TASK OBJECTIVE — Extract the text of every entry below exactly; leave images out.

# # # #

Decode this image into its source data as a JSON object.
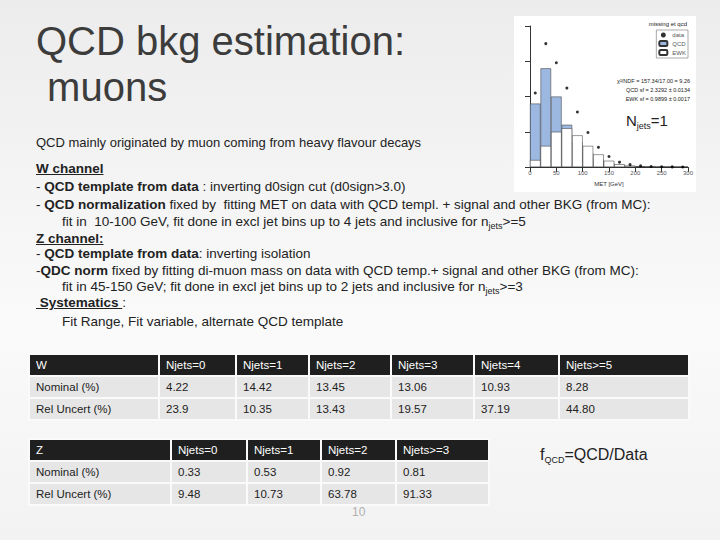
{
  "title": [
    "QCD bkg estimation:",
    " muons"
  ],
  "subtitle": "QCD mainly originated  by muon coming from heavy flavour decays",
  "inset_label": {
    "main": "N",
    "sub": "jets",
    "rest": "=1"
  },
  "body": [
    {
      "indent": false,
      "segments": [
        {
          "text": "W channel",
          "bold": true,
          "underline": true
        }
      ]
    },
    {
      "indent": false,
      "segments": [
        {
          "text": "- "
        },
        {
          "text": "QCD template from data",
          "bold": true
        },
        {
          "text": " : inverting d0sign cut (d0sign>3.0)"
        }
      ]
    },
    {
      "indent": false,
      "segments": [
        {
          "text": "- "
        },
        {
          "text": "QCD normalization",
          "bold": true
        },
        {
          "text": " fixed by  fitting MET on data with QCD templ. + signal and other BKG (from MC):"
        }
      ]
    },
    {
      "indent": true,
      "segments": [
        {
          "text": "fit in  10-100 GeV, fit done in excl jet bins up to 4 jets and inclusive for n"
        },
        {
          "text": "jets",
          "sub": true
        },
        {
          "text": ">=5"
        }
      ]
    },
    {
      "indent": false,
      "segments": [
        {
          "text": "Z channel:",
          "bold": true,
          "underline": true
        }
      ]
    },
    {
      "indent": false,
      "segments": [
        {
          "text": "- "
        },
        {
          "text": "QCD template from data",
          "bold": true
        },
        {
          "text": ": inverting isolation"
        }
      ]
    },
    {
      "indent": false,
      "segments": [
        {
          "text": "-"
        },
        {
          "text": "QDC norm",
          "bold": true
        },
        {
          "text": " fixed by fitting di-muon mass on data with QCD temp.+ signal and other BKG (from MC):"
        }
      ]
    },
    {
      "indent": true,
      "segments": [
        {
          "text": "fit in 45-150 GeV; fit done in excl jet bins up to 2 jets and inclusive for n"
        },
        {
          "text": "jets",
          "sub": true
        },
        {
          "text": ">=3"
        }
      ]
    },
    {
      "indent": false,
      "segments": [
        {
          "text": " Systematics ",
          "bold": true,
          "underline": true
        },
        {
          "text": ":"
        }
      ]
    },
    {
      "indent": true,
      "segments": [
        {
          "text": "Fit Range, Fit variable, alternate QCD template"
        }
      ]
    }
  ],
  "table_w": {
    "header": [
      "W",
      "Njets=0",
      "Njets=1",
      "Njets=2",
      "Njets=3",
      "Njets=4",
      "Njets>=5"
    ],
    "rows": [
      [
        "Nominal (%)",
        "4.22",
        "14.42",
        "13.45",
        "13.06",
        "10.93",
        "8.28"
      ],
      [
        "Rel Uncert (%)",
        "23.9",
        "10.35",
        "13.43",
        "19.57",
        "37.19",
        "44.80"
      ]
    ]
  },
  "table_z": {
    "header": [
      "Z",
      "Njets=0",
      "Njets=1",
      "Njets=2",
      "Njets>=3"
    ],
    "rows": [
      [
        "Nominal (%)",
        "0.33",
        "0.53",
        "0.92",
        "0.81"
      ],
      [
        "Rel Uncert (%)",
        "9.48",
        "10.73",
        "63.78",
        "91.33"
      ]
    ]
  },
  "formula": {
    "main": "f",
    "sub": "QCD",
    "rest": "=QCD/Data"
  },
  "page_number": "10",
  "chart_data": {
    "type": "histogram",
    "title": "missing et qcd",
    "x_label": "MET [GeV]",
    "bins": [
      0,
      20,
      40,
      60,
      80,
      100,
      120,
      140,
      160,
      180,
      200,
      220,
      240,
      260,
      280,
      300
    ],
    "series": [
      {
        "name": "data",
        "type": "scatter",
        "color": "#000000",
        "values": [
          1050,
          1750,
          1480,
          1120,
          780,
          490,
          280,
          150,
          70,
          35,
          18,
          9,
          5,
          3,
          2
        ]
      },
      {
        "name": "QCD",
        "type": "bar",
        "color": "#9db8e0",
        "values": [
          900,
          1400,
          1000,
          600,
          350,
          200,
          110,
          60,
          30,
          15,
          8,
          4,
          2,
          1,
          1
        ]
      },
      {
        "name": "EWK",
        "type": "bar",
        "color": "#ffffff",
        "values": [
          100,
          300,
          500,
          550,
          450,
          300,
          180,
          90,
          40,
          20,
          10,
          5,
          3,
          2,
          1
        ]
      }
    ],
    "annotations": [
      "χ²/NDF = 157.34/17.00 = 9.26",
      "QCD sf = 2.3292 ± 0.0134",
      "EWK sf = 0.9899 ± 0.0017"
    ],
    "xlim": [
      0,
      300
    ],
    "xticks": [
      0,
      50,
      100,
      150,
      200,
      250,
      300
    ],
    "ylim": [
      0,
      2000
    ],
    "yticks": [
      0,
      500,
      1000,
      1500,
      2000
    ],
    "stacked": true,
    "legend": "top-right",
    "tick_labels": "x",
    "grid": false
  }
}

# # # #

SOLUTION TO THIS TASK —
Decode this image into its source data as a JSON object.
{
  "title": [
    "QCD bkg estimation:",
    " muons"
  ],
  "subtitle": "QCD mainly originated  by muon coming from heavy flavour decays",
  "inset_label": {
    "main": "N",
    "sub": "jets",
    "rest": "=1"
  },
  "body": [
    {
      "indent": false,
      "segments": [
        {
          "text": "W channel",
          "bold": true,
          "underline": true
        }
      ]
    },
    {
      "indent": false,
      "segments": [
        {
          "text": "- "
        },
        {
          "text": "QCD template from data",
          "bold": true
        },
        {
          "text": " : inverting d0sign cut (d0sign>3.0)"
        }
      ]
    },
    {
      "indent": false,
      "segments": [
        {
          "text": "- "
        },
        {
          "text": "QCD normalization",
          "bold": true
        },
        {
          "text": " fixed by  fitting MET on data with QCD templ. + signal and other BKG (from MC):"
        }
      ]
    },
    {
      "indent": true,
      "segments": [
        {
          "text": "fit in  10-100 GeV, fit done in excl jet bins up to 4 jets and inclusive for n"
        },
        {
          "text": "jets",
          "sub": true
        },
        {
          "text": ">=5"
        }
      ]
    },
    {
      "indent": false,
      "segments": [
        {
          "text": "Z channel:",
          "bold": true,
          "underline": true
        }
      ]
    },
    {
      "indent": false,
      "segments": [
        {
          "text": "- "
        },
        {
          "text": "QCD template from data",
          "bold": true
        },
        {
          "text": ": inverting isolation"
        }
      ]
    },
    {
      "indent": false,
      "segments": [
        {
          "text": "-"
        },
        {
          "text": "QDC norm",
          "bold": true
        },
        {
          "text": " fixed by fitting di-muon mass on data with QCD temp.+ signal and other BKG (from MC):"
        }
      ]
    },
    {
      "indent": true,
      "segments": [
        {
          "text": "fit in 45-150 GeV; fit done in excl jet bins up to 2 jets and inclusive for n"
        },
        {
          "text": "jets",
          "sub": true
        },
        {
          "text": ">=3"
        }
      ]
    },
    {
      "indent": false,
      "segments": [
        {
          "text": " Systematics ",
          "bold": true,
          "underline": true
        },
        {
          "text": ":"
        }
      ]
    },
    {
      "indent": true,
      "segments": [
        {
          "text": "Fit Range, Fit variable, alternate QCD template"
        }
      ]
    }
  ],
  "table_w": {
    "header": [
      "W",
      "Njets=0",
      "Njets=1",
      "Njets=2",
      "Njets=3",
      "Njets=4",
      "Njets>=5"
    ],
    "rows": [
      [
        "Nominal (%)",
        "4.22",
        "14.42",
        "13.45",
        "13.06",
        "10.93",
        "8.28"
      ],
      [
        "Rel Uncert (%)",
        "23.9",
        "10.35",
        "13.43",
        "19.57",
        "37.19",
        "44.80"
      ]
    ]
  },
  "table_z": {
    "header": [
      "Z",
      "Njets=0",
      "Njets=1",
      "Njets=2",
      "Njets>=3"
    ],
    "rows": [
      [
        "Nominal (%)",
        "0.33",
        "0.53",
        "0.92",
        "0.81"
      ],
      [
        "Rel Uncert (%)",
        "9.48",
        "10.73",
        "63.78",
        "91.33"
      ]
    ]
  },
  "formula": {
    "main": "f",
    "sub": "QCD",
    "rest": "=QCD/Data"
  },
  "page_number": "10",
  "chart_data": {
    "type": "histogram",
    "title": "missing et qcd",
    "x_label": "MET [GeV]",
    "bins": [
      0,
      20,
      40,
      60,
      80,
      100,
      120,
      140,
      160,
      180,
      200,
      220,
      240,
      260,
      280,
      300
    ],
    "series": [
      {
        "name": "data",
        "type": "scatter",
        "color": "#000000",
        "values": [
          1050,
          1750,
          1480,
          1120,
          780,
          490,
          280,
          150,
          70,
          35,
          18,
          9,
          5,
          3,
          2
        ]
      },
      {
        "name": "QCD",
        "type": "bar",
        "color": "#9db8e0",
        "values": [
          900,
          1400,
          1000,
          600,
          350,
          200,
          110,
          60,
          30,
          15,
          8,
          4,
          2,
          1,
          1
        ]
      },
      {
        "name": "EWK",
        "type": "bar",
        "color": "#ffffff",
        "values": [
          100,
          300,
          500,
          550,
          450,
          300,
          180,
          90,
          40,
          20,
          10,
          5,
          3,
          2,
          1
        ]
      }
    ],
    "annotations": [
      "χ²/NDF = 157.34/17.00 = 9.26",
      "QCD sf = 2.3292 ± 0.0134",
      "EWK sf = 0.9899 ± 0.0017"
    ],
    "xlim": [
      0,
      300
    ],
    "xticks": [
      0,
      50,
      100,
      150,
      200,
      250,
      300
    ],
    "ylim": [
      0,
      2000
    ],
    "yticks": [
      0,
      500,
      1000,
      1500,
      2000
    ],
    "stacked": true,
    "legend": "top-right",
    "tick_labels": "x",
    "grid": false
  }
}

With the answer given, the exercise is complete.